■ Problem description ■
Reproduce all entries verbatim, with nothing added or dropped.

■ Entries ■
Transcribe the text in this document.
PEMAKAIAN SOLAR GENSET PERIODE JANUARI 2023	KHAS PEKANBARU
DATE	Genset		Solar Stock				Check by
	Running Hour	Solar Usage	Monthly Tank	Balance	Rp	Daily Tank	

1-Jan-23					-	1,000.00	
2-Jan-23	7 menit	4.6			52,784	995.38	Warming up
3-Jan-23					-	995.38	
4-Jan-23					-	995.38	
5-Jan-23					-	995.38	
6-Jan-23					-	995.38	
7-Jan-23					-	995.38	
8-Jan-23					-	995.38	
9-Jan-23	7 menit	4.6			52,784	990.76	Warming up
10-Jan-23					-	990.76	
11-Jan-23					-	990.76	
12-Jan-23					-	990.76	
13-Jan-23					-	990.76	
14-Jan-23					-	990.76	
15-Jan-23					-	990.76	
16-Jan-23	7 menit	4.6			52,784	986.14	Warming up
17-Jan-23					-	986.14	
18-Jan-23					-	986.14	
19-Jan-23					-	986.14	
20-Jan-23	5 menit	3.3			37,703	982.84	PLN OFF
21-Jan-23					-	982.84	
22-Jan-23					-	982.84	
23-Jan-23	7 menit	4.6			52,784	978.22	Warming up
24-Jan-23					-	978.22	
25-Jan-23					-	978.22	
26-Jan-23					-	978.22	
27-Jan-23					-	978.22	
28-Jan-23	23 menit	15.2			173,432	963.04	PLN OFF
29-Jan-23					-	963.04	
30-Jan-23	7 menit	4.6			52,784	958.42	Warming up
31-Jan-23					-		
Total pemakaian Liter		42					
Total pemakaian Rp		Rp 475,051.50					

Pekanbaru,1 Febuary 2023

■ Exercise answer ■
Transcribe the text in this document.
PEMAKAIAN SOLAR GENSET PERIODE JANUARI 2023	KHAS PEKANBARU
DATE	Genset		Solar Stock				Check by
	Running Hour	Solar Usage	Monthly Tank	Balance	Rp	Daily Tank	

1-Jan-23					-	1,000.00	
2-Jan-23	7 menit	4.6			52,784	995.38	Warming up
3-Jan-23					-	995.38	
4-Jan-23					-	995.38	
5-Jan-23					-	995.38	
6-Jan-23					-	995.38	
7-Jan-23					-	995.38	
8-Jan-23					-	995.38	
9-Jan-23	7 menit	4.6			52,784	990.76	Warming up
10-Jan-23					-	990.76	
11-Jan-23					-	990.76	
12-Jan-23					-	990.76	
13-Jan-23					-	990.76	
14-Jan-23					-	990.76	
15-Jan-23					-	990.76	
16-Jan-23	7 menit	4.6			52,784	986.14	Warming up
17-Jan-23					-	986.14	
18-Jan-23					-	986.14	
19-Jan-23					-	986.14	
20-Jan-23	5 menit	3.3			37,703	982.84	PLN OFF
21-Jan-23					-	982.84	
22-Jan-23					-	982.84	
23-Jan-23	7 menit	4.6			52,784	978.22	Warming up
24-Jan-23					-	978.22	
25-Jan-23					-	978.22	
26-Jan-23					-	978.22	
27-Jan-23					-	978.22	
28-Jan-23	23 menit	15.2			173,432	963.04	PLN OFF
29-Jan-23					-	963.04	
30-Jan-23	7 menit	4.6			52,784	958.42	Warming up
31-Jan-23					-		
Total pemakaian Liter		42					
Total pemakaian Rp		Rp 475,051.50					

Pekanbaru,1 Febuary 2023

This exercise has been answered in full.